== Raw records ==

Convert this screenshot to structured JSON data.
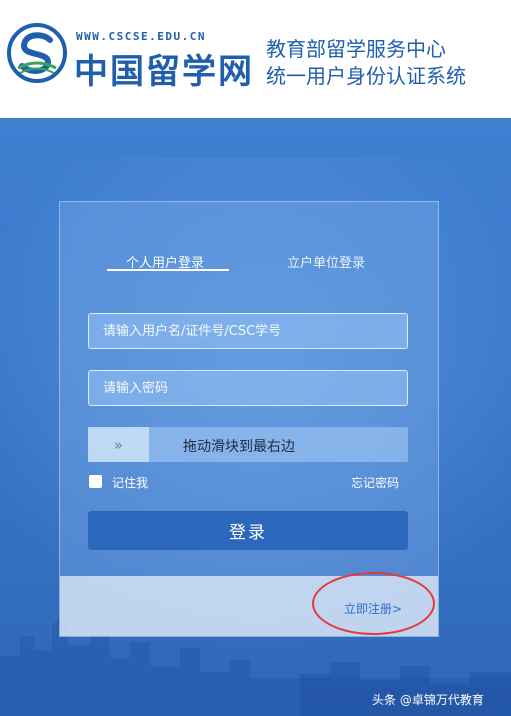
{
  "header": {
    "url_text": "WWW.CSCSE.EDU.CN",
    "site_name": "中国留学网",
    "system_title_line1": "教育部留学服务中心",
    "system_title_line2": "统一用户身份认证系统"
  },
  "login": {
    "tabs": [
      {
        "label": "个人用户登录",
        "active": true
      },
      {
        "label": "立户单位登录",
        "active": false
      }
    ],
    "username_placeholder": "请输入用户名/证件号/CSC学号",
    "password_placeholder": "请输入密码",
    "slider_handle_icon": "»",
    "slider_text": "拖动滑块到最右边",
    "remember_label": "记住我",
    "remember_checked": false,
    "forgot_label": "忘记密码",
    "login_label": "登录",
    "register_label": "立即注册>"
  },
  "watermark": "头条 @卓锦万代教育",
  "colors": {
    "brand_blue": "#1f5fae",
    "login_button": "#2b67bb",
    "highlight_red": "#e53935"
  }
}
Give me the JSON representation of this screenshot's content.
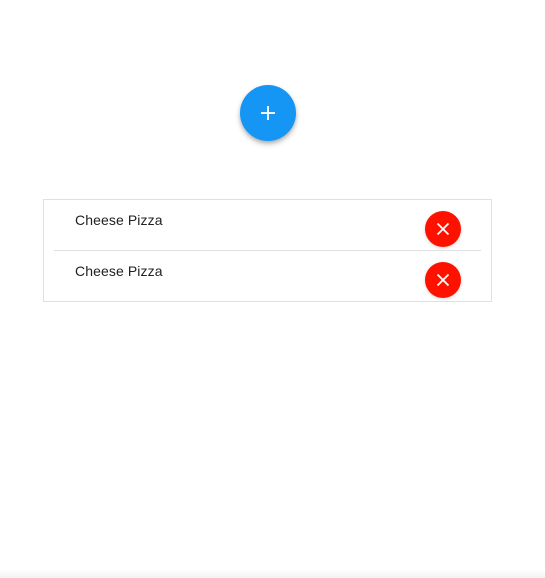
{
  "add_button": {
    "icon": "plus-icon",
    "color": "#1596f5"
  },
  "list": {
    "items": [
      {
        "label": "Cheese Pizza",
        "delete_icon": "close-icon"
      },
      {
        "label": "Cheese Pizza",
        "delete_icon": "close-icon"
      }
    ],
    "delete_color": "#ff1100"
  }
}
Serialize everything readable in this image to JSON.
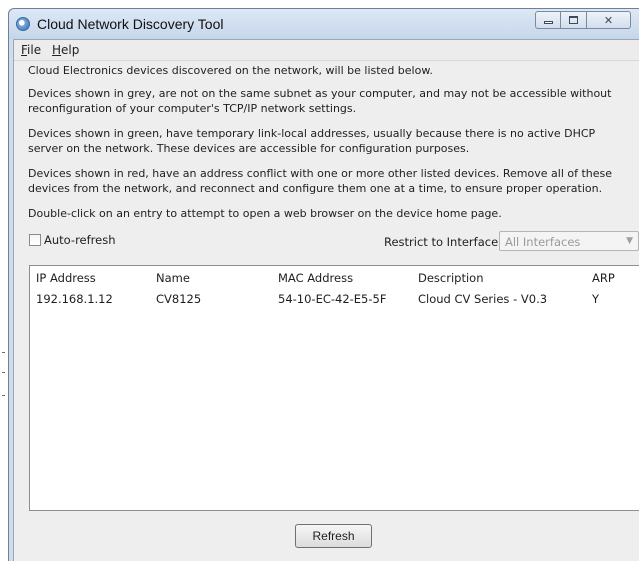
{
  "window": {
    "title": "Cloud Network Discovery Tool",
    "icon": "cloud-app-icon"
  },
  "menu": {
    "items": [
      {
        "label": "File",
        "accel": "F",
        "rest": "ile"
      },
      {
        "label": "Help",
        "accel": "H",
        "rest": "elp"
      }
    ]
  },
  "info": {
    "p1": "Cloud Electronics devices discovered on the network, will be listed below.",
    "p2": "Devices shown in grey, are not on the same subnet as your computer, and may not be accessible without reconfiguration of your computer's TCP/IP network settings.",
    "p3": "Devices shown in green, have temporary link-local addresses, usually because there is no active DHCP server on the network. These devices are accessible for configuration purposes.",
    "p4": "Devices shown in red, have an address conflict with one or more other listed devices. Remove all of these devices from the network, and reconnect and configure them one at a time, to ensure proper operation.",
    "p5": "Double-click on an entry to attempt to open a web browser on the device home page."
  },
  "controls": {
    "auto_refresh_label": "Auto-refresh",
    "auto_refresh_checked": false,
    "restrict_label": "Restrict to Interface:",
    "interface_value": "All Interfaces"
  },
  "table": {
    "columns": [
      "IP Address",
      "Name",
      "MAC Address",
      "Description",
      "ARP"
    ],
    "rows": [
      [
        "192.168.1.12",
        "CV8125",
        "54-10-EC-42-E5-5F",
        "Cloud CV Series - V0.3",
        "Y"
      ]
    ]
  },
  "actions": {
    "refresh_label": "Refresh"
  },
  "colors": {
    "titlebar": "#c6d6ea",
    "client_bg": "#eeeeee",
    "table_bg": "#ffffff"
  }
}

===
== Raw records ==

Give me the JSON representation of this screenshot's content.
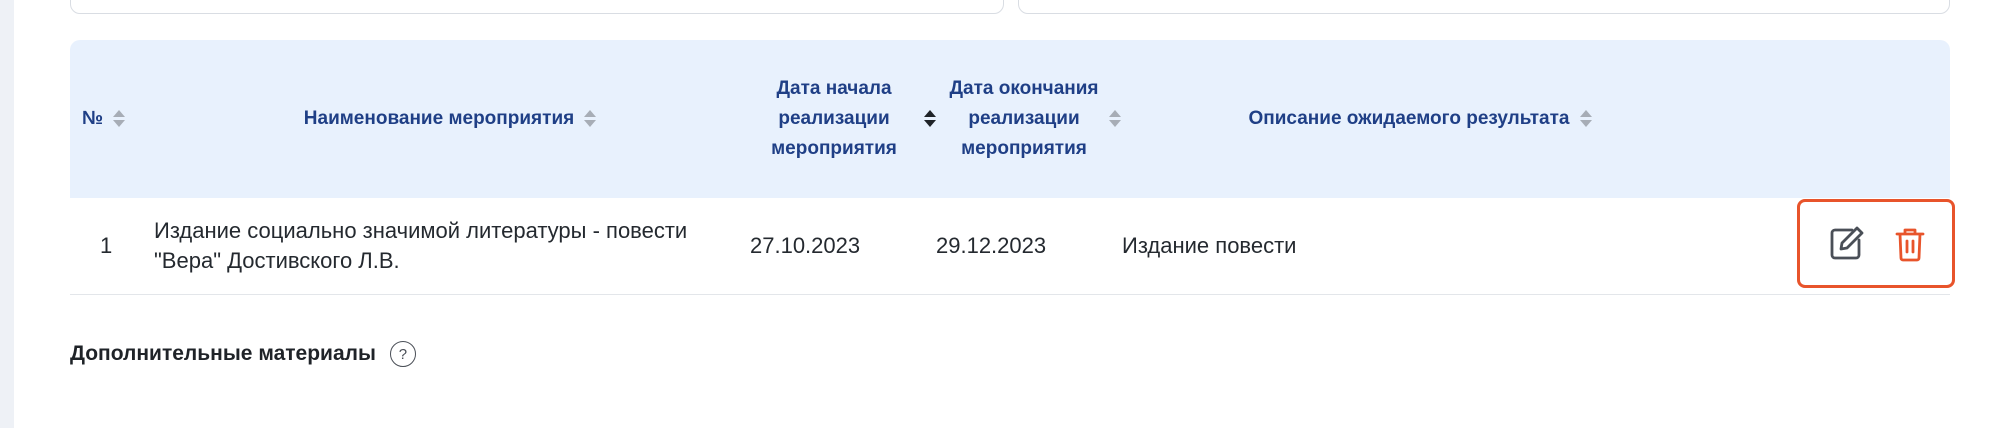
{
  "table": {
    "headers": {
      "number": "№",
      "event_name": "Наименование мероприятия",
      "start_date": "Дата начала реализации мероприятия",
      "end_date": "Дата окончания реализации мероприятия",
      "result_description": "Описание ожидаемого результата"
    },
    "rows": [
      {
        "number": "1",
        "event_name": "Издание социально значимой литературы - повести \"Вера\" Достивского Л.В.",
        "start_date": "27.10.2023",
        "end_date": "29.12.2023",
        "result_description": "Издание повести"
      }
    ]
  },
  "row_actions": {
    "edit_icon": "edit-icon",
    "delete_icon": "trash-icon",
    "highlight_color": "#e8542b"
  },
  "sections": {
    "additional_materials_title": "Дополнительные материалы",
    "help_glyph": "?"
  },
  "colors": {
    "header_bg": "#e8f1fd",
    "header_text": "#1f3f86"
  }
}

===
== Raw records ==

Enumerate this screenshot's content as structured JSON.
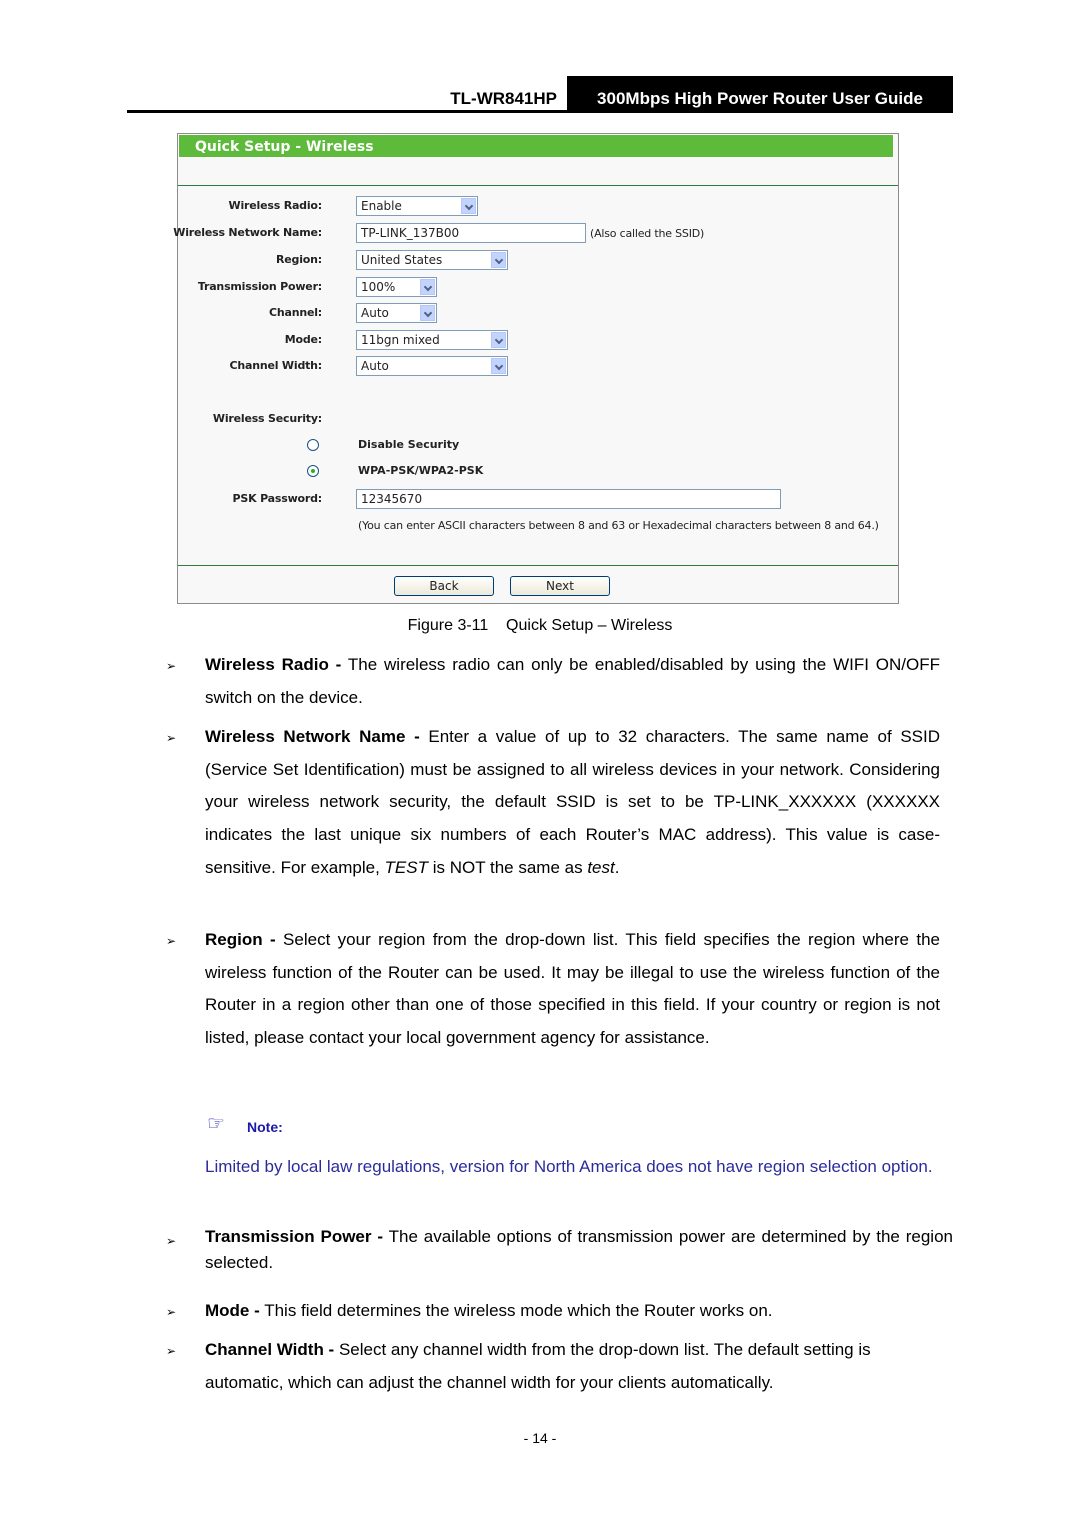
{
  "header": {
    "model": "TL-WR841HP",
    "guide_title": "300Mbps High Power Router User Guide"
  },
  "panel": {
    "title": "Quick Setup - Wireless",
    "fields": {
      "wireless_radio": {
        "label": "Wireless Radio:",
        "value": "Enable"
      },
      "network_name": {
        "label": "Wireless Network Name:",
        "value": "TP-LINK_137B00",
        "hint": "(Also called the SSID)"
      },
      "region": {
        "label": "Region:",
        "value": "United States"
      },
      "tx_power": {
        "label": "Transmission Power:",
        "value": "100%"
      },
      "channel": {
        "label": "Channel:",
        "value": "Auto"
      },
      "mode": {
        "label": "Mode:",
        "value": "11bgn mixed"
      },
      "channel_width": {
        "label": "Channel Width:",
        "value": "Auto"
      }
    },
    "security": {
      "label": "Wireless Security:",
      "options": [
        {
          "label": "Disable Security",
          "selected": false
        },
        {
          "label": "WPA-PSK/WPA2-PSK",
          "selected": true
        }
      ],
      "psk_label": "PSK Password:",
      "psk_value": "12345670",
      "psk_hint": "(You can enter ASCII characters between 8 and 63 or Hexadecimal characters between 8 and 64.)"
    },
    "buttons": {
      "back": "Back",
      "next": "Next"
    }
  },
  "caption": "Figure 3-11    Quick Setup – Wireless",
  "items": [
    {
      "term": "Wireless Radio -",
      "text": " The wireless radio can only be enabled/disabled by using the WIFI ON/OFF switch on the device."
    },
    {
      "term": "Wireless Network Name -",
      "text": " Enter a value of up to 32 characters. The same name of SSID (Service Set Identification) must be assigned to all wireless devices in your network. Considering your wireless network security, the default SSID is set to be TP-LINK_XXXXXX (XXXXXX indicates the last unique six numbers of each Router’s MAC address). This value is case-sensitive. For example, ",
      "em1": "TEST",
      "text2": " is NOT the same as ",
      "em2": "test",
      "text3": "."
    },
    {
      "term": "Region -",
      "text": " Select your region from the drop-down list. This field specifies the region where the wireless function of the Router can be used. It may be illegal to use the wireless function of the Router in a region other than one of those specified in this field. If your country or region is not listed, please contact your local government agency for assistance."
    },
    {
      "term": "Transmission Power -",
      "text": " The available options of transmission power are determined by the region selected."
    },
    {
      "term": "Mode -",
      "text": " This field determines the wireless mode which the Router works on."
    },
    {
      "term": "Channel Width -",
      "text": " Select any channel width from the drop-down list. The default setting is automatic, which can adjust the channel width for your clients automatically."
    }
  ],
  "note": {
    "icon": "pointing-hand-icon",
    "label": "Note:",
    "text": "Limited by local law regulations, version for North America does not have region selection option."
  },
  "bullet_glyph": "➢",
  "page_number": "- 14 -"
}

===

[Given problem]
Locate the word "have" in the entries, and copy every line where it is found.

[Full answer]
    "p3": "Devices shown in green, have temporary link-local addresses, usually because there is no active DHCP server on the network. These devices are accessible for configuration purposes.",
    "p4": "Devices shown in red, have an address conflict with one or more other listed devices. Remove all of these devices from the network, and reconnect and configure them one at a time, to ensure proper operation.",
    "text": "Limited by local law regulations, version for North America does not have region selection option."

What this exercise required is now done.